**Data excerpts**
= = = = = = =
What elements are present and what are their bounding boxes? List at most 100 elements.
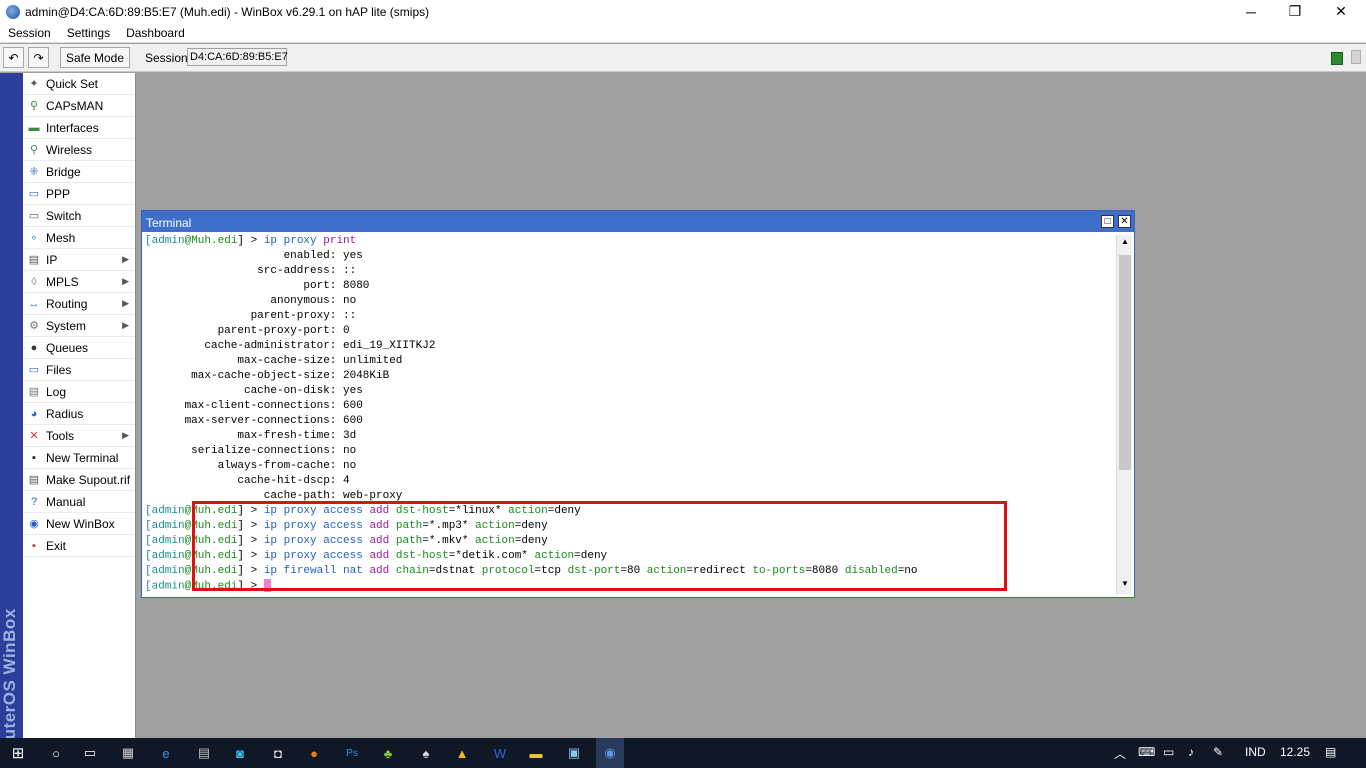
camera-icon[interactable]: ◘ bbox=[264, 738, 292, 768]
scroll-down-icon[interactable]: ▼ bbox=[1119, 579, 1131, 591]
app-icon[interactable]: ▦ bbox=[114, 738, 142, 768]
setting-value: unlimited bbox=[343, 355, 403, 367]
prompt-user: [admin bbox=[145, 580, 185, 593]
wireless-icon: ⚲ bbox=[29, 144, 39, 156]
sidebar-item-label: Log bbox=[46, 384, 67, 399]
redo-button[interactable]: ↷ bbox=[28, 47, 49, 68]
menu-session[interactable]: Session bbox=[8, 26, 51, 40]
sidebar-item-label: Bridge bbox=[46, 164, 81, 179]
app-icon[interactable]: ▣ bbox=[560, 738, 588, 768]
sidebar-item-system[interactable]: ⚙ System ▶ bbox=[23, 315, 135, 337]
setting-row: cache-hit-dscp: 4 bbox=[145, 474, 1115, 489]
close-button[interactable]: ✕ bbox=[1318, 0, 1364, 23]
edge-icon[interactable]: e bbox=[152, 738, 180, 768]
sidebar-item-capsman[interactable]: ⚲ CAPsMAN bbox=[23, 95, 135, 117]
routing-icon: ↔ bbox=[28, 297, 40, 310]
sidebar-item-manual[interactable]: ? Manual bbox=[23, 491, 135, 513]
sidebar-item-make-supout-rif[interactable]: ▤ Make Supout.rif bbox=[23, 469, 135, 491]
input-icon[interactable]: ⌨ bbox=[1138, 745, 1155, 759]
submenu-arrow-icon: ▶ bbox=[122, 276, 129, 286]
sidebar-item-tools[interactable]: ✕ Tools ▶ bbox=[23, 425, 135, 447]
separator: : bbox=[329, 445, 343, 457]
sidebar-item-quick-set[interactable]: ✦ Quick Set bbox=[23, 73, 135, 95]
terminal-scrollbar[interactable]: ▲ ▼ bbox=[1116, 235, 1132, 595]
sidebar-item-log[interactable]: ▤ Log bbox=[23, 381, 135, 403]
sidebar-item-files[interactable]: ▭ Files bbox=[23, 359, 135, 381]
app-icon[interactable]: ♠ bbox=[412, 738, 440, 768]
sidebar-item-ppp[interactable]: ▭ PPP bbox=[23, 183, 135, 205]
sidebar-item-exit[interactable]: ▪ Exit bbox=[23, 535, 135, 557]
maximize-icon[interactable]: □ bbox=[1101, 215, 1114, 228]
language-indicator[interactable]: IND bbox=[1245, 745, 1266, 759]
separator: : bbox=[329, 355, 343, 367]
sidebar-item-label: IP bbox=[46, 252, 58, 267]
sidebar-item-mesh[interactable]: ∘ Mesh bbox=[23, 227, 135, 249]
sidebar-item-label: Interfaces bbox=[46, 120, 99, 135]
setting-key: anonymous bbox=[270, 295, 330, 307]
sidebar-item-mpls[interactable]: ◊ MPLS ▶ bbox=[23, 271, 135, 293]
minimize-button[interactable]: ─ bbox=[1228, 0, 1274, 23]
window-titlebar: admin@D4:CA:6D:89:B5:E7 (Muh.edi) - WinB… bbox=[0, 0, 1366, 23]
network-icon[interactable]: ▭ bbox=[1163, 745, 1174, 759]
menu-settings[interactable]: Settings bbox=[67, 26, 110, 40]
setting-value: yes bbox=[343, 250, 363, 262]
winbox-taskbar-icon[interactable]: ◉ bbox=[596, 738, 624, 768]
separator: : bbox=[329, 430, 343, 442]
close-icon[interactable]: ✕ bbox=[1118, 215, 1131, 228]
app-icon[interactable]: ▲ bbox=[448, 738, 476, 768]
terminal-titlebar[interactable]: Terminal □ ✕ bbox=[142, 211, 1134, 232]
app-icon[interactable]: ▤ bbox=[190, 738, 218, 768]
clock[interactable]: 12.25 bbox=[1280, 745, 1310, 759]
tools-icon: ✕ bbox=[29, 430, 39, 442]
start-icon[interactable]: ⊞ bbox=[4, 738, 32, 768]
scroll-up-icon[interactable]: ▲ bbox=[1119, 237, 1131, 249]
sidebar-item-bridge[interactable]: ⁜ Bridge bbox=[23, 161, 135, 183]
sidebar-menu: ✦ Quick Set ⚲ CAPsMAN ▬ Interfaces ⚲ Wireless ⁜ B… bbox=[23, 73, 136, 738]
scroll-thumb[interactable] bbox=[1119, 255, 1131, 470]
sidebar-item-queues[interactable]: ● Queues bbox=[23, 337, 135, 359]
terminal-icon: ▪ bbox=[32, 451, 36, 464]
status-indicator-icon bbox=[1351, 50, 1361, 64]
sidebar-item-radius[interactable]: ◕ Radius bbox=[23, 403, 135, 425]
prompt-user: [admin bbox=[145, 535, 185, 547]
prompt-user: [admin bbox=[145, 565, 185, 577]
sidebar-item-ip[interactable]: ▤ IP ▶ bbox=[23, 249, 135, 271]
restore-button[interactable]: ❐ bbox=[1272, 0, 1318, 23]
setting-row: serialize-connections: no bbox=[145, 444, 1115, 459]
separator: : bbox=[329, 250, 343, 262]
setting-key: parent-proxy-port bbox=[217, 325, 330, 337]
volume-icon[interactable]: ♪ bbox=[1188, 745, 1194, 759]
separator: : bbox=[329, 475, 343, 487]
notifications-icon[interactable]: ▤ bbox=[1325, 745, 1336, 759]
firefox-icon[interactable]: ● bbox=[300, 738, 328, 768]
capsman-icon: ⚲ bbox=[29, 100, 39, 112]
setting-row: max-server-connections: 600 bbox=[145, 414, 1115, 429]
menu-dashboard[interactable]: Dashboard bbox=[126, 26, 185, 40]
photoshop-icon[interactable]: Ps bbox=[338, 738, 366, 768]
sidebar-item-switch[interactable]: ▭ Switch bbox=[23, 205, 135, 227]
sidebar-item-routing[interactable]: ↔ Routing ▶ bbox=[23, 293, 135, 315]
terminal-title: Terminal bbox=[146, 216, 192, 230]
safe-mode-button[interactable]: Safe Mode bbox=[60, 47, 130, 68]
sidebar-item-new-winbox[interactable]: ◉ New WinBox bbox=[23, 513, 135, 535]
setting-value: 8080 bbox=[343, 280, 370, 292]
pen-icon[interactable]: ✎ bbox=[1213, 745, 1223, 759]
setting-row: anonymous: no bbox=[145, 294, 1115, 309]
setting-value: 3d bbox=[343, 430, 357, 442]
app-icon[interactable]: ◙ bbox=[226, 738, 254, 768]
winbox-icon: ◉ bbox=[29, 518, 39, 530]
sidebar-item-interfaces[interactable]: ▬ Interfaces bbox=[23, 117, 135, 139]
separator: : bbox=[329, 325, 343, 337]
search-icon[interactable]: ○ bbox=[42, 738, 70, 768]
app-icon[interactable]: ♣ bbox=[374, 738, 402, 768]
session-field[interactable]: D4:CA:6D:89:B5:E7 bbox=[187, 48, 288, 66]
word-icon[interactable]: W bbox=[486, 738, 514, 768]
sidebar-item-wireless[interactable]: ⚲ Wireless bbox=[23, 139, 135, 161]
setting-value: :: bbox=[343, 310, 357, 322]
tray-chevron-icon[interactable]: ︿ bbox=[1114, 745, 1126, 762]
taskbar: ⊞ ○ ▭ ▦ e ▤ ◙ ◘ ● Ps ♣ ♠ ▲ W ▬ ▣ ◉ ︿ ⌨ ▭… bbox=[0, 738, 1366, 768]
task-view-icon[interactable]: ▭ bbox=[76, 738, 104, 768]
file-explorer-icon[interactable]: ▬ bbox=[522, 738, 550, 768]
sidebar-item-new-terminal[interactable]: ▪ New Terminal bbox=[23, 447, 135, 469]
undo-button[interactable]: ↶ bbox=[3, 47, 24, 68]
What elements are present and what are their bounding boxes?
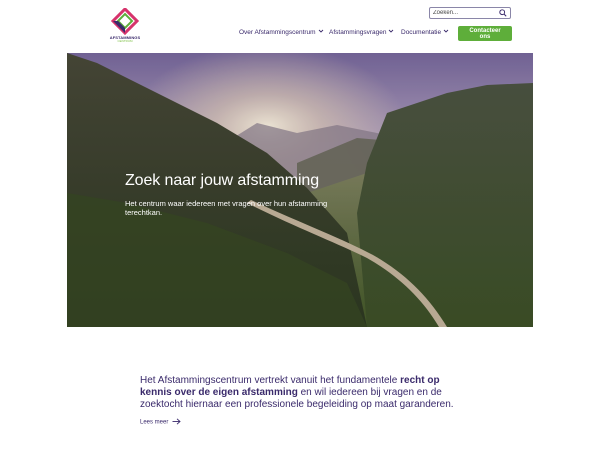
= = = = = = =
**What the task asks**
Copy out every line of the items above word for word, leaving out the pictures.

**The reply**
What elements are present and what are their bounding boxes? List at most 100 elements.
camera-icon[interactable]: ◘ bbox=[264, 738, 292, 768]
scroll-down-icon[interactable]: ▼ bbox=[1119, 579, 1131, 591]
app-icon[interactable]: ▦ bbox=[114, 738, 142, 768]
setting-value: unlimited bbox=[343, 355, 403, 367]
prompt-user: [admin bbox=[145, 580, 185, 593]
wireless-icon: ⚲ bbox=[29, 144, 39, 156]
sidebar-item-label: Log bbox=[46, 384, 67, 399]
redo-button[interactable]: ↷ bbox=[28, 47, 49, 68]
menu-session[interactable]: Session bbox=[8, 26, 51, 40]
sidebar-item-label: Bridge bbox=[46, 164, 81, 179]
app-icon[interactable]: ▣ bbox=[560, 738, 588, 768]
sidebar-item-system[interactable]: ⚙ System ▶ bbox=[23, 315, 135, 337]
setting-row: cache-hit-dscp: 4 bbox=[145, 474, 1115, 489]
close-button[interactable]: ✕ bbox=[1318, 0, 1364, 23]
edge-icon[interactable]: e bbox=[152, 738, 180, 768]
sidebar-item-capsman[interactable]: ⚲ CAPsMAN bbox=[23, 95, 135, 117]
routing-icon: ↔ bbox=[28, 297, 40, 310]
sidebar-item-manual[interactable]: ? Manual bbox=[23, 491, 135, 513]
sidebar-item-make-supout-rif[interactable]: ▤ Make Supout.rif bbox=[23, 469, 135, 491]
input-icon[interactable]: ⌨ bbox=[1138, 745, 1155, 759]
submenu-arrow-icon: ▶ bbox=[122, 276, 129, 286]
sidebar-item-tools[interactable]: ✕ Tools ▶ bbox=[23, 425, 135, 447]
separator: : bbox=[329, 445, 343, 457]
sidebar-item-quick-set[interactable]: ✦ Quick Set bbox=[23, 73, 135, 95]
terminal-scrollbar[interactable]: ▲ ▼ bbox=[1116, 235, 1132, 595]
sidebar-item-log[interactable]: ▤ Log bbox=[23, 381, 135, 403]
sidebar-item-files[interactable]: ▭ Files bbox=[23, 359, 135, 381]
app-icon[interactable]: ♠ bbox=[412, 738, 440, 768]
sidebar-item-ppp[interactable]: ▭ PPP bbox=[23, 183, 135, 205]
sidebar-item-exit[interactable]: ▪ Exit bbox=[23, 535, 135, 557]
maximize-icon[interactable]: □ bbox=[1101, 215, 1114, 228]
language-indicator[interactable]: IND bbox=[1245, 745, 1266, 759]
separator: : bbox=[329, 355, 343, 367]
sidebar-item-label: IP bbox=[46, 252, 58, 267]
sidebar-item-mesh[interactable]: ∘ Mesh bbox=[23, 227, 135, 249]
sidebar-item-label: Interfaces bbox=[46, 120, 99, 135]
setting-key: anonymous bbox=[270, 295, 330, 307]
sidebar-item-mpls[interactable]: ◊ MPLS ▶ bbox=[23, 271, 135, 293]
minimize-button[interactable]: ─ bbox=[1228, 0, 1274, 23]
window-titlebar: admin@D4:CA:6D:89:B5:E7 (Muh.edi) - WinB… bbox=[0, 0, 1366, 23]
network-icon[interactable]: ▭ bbox=[1163, 745, 1174, 759]
menu-settings[interactable]: Settings bbox=[67, 26, 110, 40]
setting-value: yes bbox=[343, 250, 363, 262]
winbox-taskbar-icon[interactable]: ◉ bbox=[596, 738, 624, 768]
separator: : bbox=[329, 430, 343, 442]
close-icon[interactable]: ✕ bbox=[1118, 215, 1131, 228]
app-icon[interactable]: ▲ bbox=[448, 738, 476, 768]
terminal-titlebar[interactable]: Terminal □ ✕ bbox=[142, 211, 1134, 232]
app-icon[interactable]: ▤ bbox=[190, 738, 218, 768]
clock[interactable]: 12.25 bbox=[1280, 745, 1310, 759]
tools-icon: ✕ bbox=[29, 430, 39, 442]
start-icon[interactable]: ⊞ bbox=[4, 738, 32, 768]
scroll-up-icon[interactable]: ▲ bbox=[1119, 237, 1131, 249]
sidebar-item-bridge[interactable]: ⁜ Bridge bbox=[23, 161, 135, 183]
sidebar-menu: ✦ Quick Set ⚲ CAPsMAN ▬ Interfaces ⚲ Wireless ⁜ B… bbox=[23, 73, 136, 738]
scroll-thumb[interactable] bbox=[1119, 255, 1131, 470]
sidebar-item-queues[interactable]: ● Queues bbox=[23, 337, 135, 359]
terminal-icon: ▪ bbox=[32, 451, 36, 464]
status-indicator-icon bbox=[1351, 50, 1361, 64]
sidebar-item-radius[interactable]: ◕ Radius bbox=[23, 403, 135, 425]
prompt-user: [admin bbox=[145, 535, 185, 547]
prompt-user: [admin bbox=[145, 565, 185, 577]
sidebar-item-ip[interactable]: ▤ IP ▶ bbox=[23, 249, 135, 271]
restore-button[interactable]: ❐ bbox=[1272, 0, 1318, 23]
setting-row: serialize-connections: no bbox=[145, 444, 1115, 459]
separator: : bbox=[329, 250, 343, 262]
setting-key: parent-proxy-port bbox=[217, 325, 330, 337]
volume-icon[interactable]: ♪ bbox=[1188, 745, 1194, 759]
separator: : bbox=[329, 475, 343, 487]
notifications-icon[interactable]: ▤ bbox=[1325, 745, 1336, 759]
firefox-icon[interactable]: ● bbox=[300, 738, 328, 768]
capsman-icon: ⚲ bbox=[29, 100, 39, 112]
setting-row: max-server-connections: 600 bbox=[145, 414, 1115, 429]
menu-dashboard[interactable]: Dashboard bbox=[126, 26, 185, 40]
photoshop-icon[interactable]: Ps bbox=[338, 738, 366, 768]
sidebar-item-switch[interactable]: ▭ Switch bbox=[23, 205, 135, 227]
sidebar-item-routing[interactable]: ↔ Routing ▶ bbox=[23, 293, 135, 315]
terminal-title: Terminal bbox=[146, 216, 192, 230]
safe-mode-button[interactable]: Safe Mode bbox=[60, 47, 130, 68]
sidebar-item-new-winbox[interactable]: ◉ New WinBox bbox=[23, 513, 135, 535]
setting-value: 8080 bbox=[343, 280, 370, 292]
pen-icon[interactable]: ✎ bbox=[1213, 745, 1223, 759]
setting-row: anonymous: no bbox=[145, 294, 1115, 309]
setting-value: 3d bbox=[343, 430, 357, 442]
app-icon[interactable]: ◙ bbox=[226, 738, 254, 768]
winbox-icon: ◉ bbox=[29, 518, 39, 530]
sidebar-item-interfaces[interactable]: ▬ Interfaces bbox=[23, 117, 135, 139]
separator: : bbox=[329, 325, 343, 337]
search-icon[interactable]: ○ bbox=[42, 738, 70, 768]
app-icon[interactable]: ♣ bbox=[374, 738, 402, 768]
session-field[interactable]: D4:CA:6D:89:B5:E7 bbox=[187, 48, 288, 66]
word-icon[interactable]: W bbox=[486, 738, 514, 768]
sidebar-item-wireless[interactable]: ⚲ Wireless bbox=[23, 139, 135, 161]
setting-value: :: bbox=[343, 310, 357, 322]
tray-chevron-icon[interactable]: ︿ bbox=[1114, 745, 1126, 762]
taskbar: ⊞ ○ ▭ ▦ e ▤ ◙ ◘ ● Ps ♣ ♠ ▲ W ▬ ▣ ◉ ︿ ⌨ ▭… bbox=[0, 738, 1366, 768]
task-view-icon[interactable]: ▭ bbox=[76, 738, 104, 768]
file-explorer-icon[interactable]: ▬ bbox=[522, 738, 550, 768]
sidebar-item-new-terminal[interactable]: ▪ New Terminal bbox=[23, 447, 135, 469]
undo-button[interactable]: ↶ bbox=[3, 47, 24, 68]
What elements are present and what are their bounding boxes?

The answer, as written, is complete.